The data below must be copied in full and without any change.

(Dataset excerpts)
********

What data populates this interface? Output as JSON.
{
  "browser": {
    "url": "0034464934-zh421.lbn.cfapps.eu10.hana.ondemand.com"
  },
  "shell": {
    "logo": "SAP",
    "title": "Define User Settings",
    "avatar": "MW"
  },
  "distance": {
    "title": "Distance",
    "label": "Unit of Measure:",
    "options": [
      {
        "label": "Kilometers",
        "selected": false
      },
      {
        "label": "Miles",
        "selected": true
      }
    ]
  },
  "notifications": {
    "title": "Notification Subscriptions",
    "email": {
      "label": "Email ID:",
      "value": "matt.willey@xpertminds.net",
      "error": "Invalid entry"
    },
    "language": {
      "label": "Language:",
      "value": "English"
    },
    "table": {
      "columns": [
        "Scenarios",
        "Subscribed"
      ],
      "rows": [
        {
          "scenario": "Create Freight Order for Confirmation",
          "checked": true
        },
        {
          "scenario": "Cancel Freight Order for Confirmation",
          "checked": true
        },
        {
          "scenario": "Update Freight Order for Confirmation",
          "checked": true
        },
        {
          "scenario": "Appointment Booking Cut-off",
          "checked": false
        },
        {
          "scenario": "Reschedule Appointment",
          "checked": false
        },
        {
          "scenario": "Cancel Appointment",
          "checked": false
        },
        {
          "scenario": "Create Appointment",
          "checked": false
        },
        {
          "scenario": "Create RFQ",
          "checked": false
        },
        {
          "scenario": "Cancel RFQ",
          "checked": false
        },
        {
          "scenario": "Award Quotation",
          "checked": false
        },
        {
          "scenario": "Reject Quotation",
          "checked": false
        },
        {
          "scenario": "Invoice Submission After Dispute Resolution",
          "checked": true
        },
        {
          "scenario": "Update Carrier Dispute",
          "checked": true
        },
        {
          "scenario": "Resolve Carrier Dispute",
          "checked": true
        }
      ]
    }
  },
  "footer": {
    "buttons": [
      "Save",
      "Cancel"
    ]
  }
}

********

**Completed exercise:**
What data populates this interface? Output as JSON.
{
  "browser": {
    "url": "0034464934-zh421.lbn.cfapps.eu10.hana.ondemand.com"
  },
  "shell": {
    "logo": "SAP",
    "title": "Define User Settings",
    "avatar": "MW"
  },
  "distance": {
    "title": "Distance",
    "label": "Unit of Measure:",
    "options": [
      {
        "label": "Kilometers",
        "selected": false
      },
      {
        "label": "Miles",
        "selected": true
      }
    ]
  },
  "notifications": {
    "title": "Notification Subscriptions",
    "email": {
      "label": "Email ID:",
      "value": "matt.willey@xpertminds.net",
      "error": "Invalid entry"
    },
    "language": {
      "label": "Language:",
      "value": "English"
    },
    "table": {
      "columns": [
        "Scenarios",
        "Subscribed"
      ],
      "rows": [
        {
          "scenario": "Create Freight Order for Confirmation",
          "checked": true
        },
        {
          "scenario": "Cancel Freight Order for Confirmation",
          "checked": true
        },
        {
          "scenario": "Update Freight Order for Confirmation",
          "checked": true
        },
        {
          "scenario": "Appointment Booking Cut-off",
          "checked": false
        },
        {
          "scenario": "Reschedule Appointment",
          "checked": false
        },
        {
          "scenario": "Cancel Appointment",
          "checked": false
        },
        {
          "scenario": "Create Appointment",
          "checked": false
        },
        {
          "scenario": "Create RFQ",
          "checked": false
        },
        {
          "scenario": "Cancel RFQ",
          "checked": false
        },
        {
          "scenario": "Award Quotation",
          "checked": false
        },
        {
          "scenario": "Reject Quotation",
          "checked": false
        },
        {
          "scenario": "Invoice Submission After Dispute Resolution",
          "checked": true
        },
        {
          "scenario": "Update Carrier Dispute",
          "checked": true
        },
        {
          "scenario": "Resolve Carrier Dispute",
          "checked": true
        }
      ]
    }
  },
  "footer": {
    "buttons": [
      "Save",
      "Cancel"
    ]
  }
}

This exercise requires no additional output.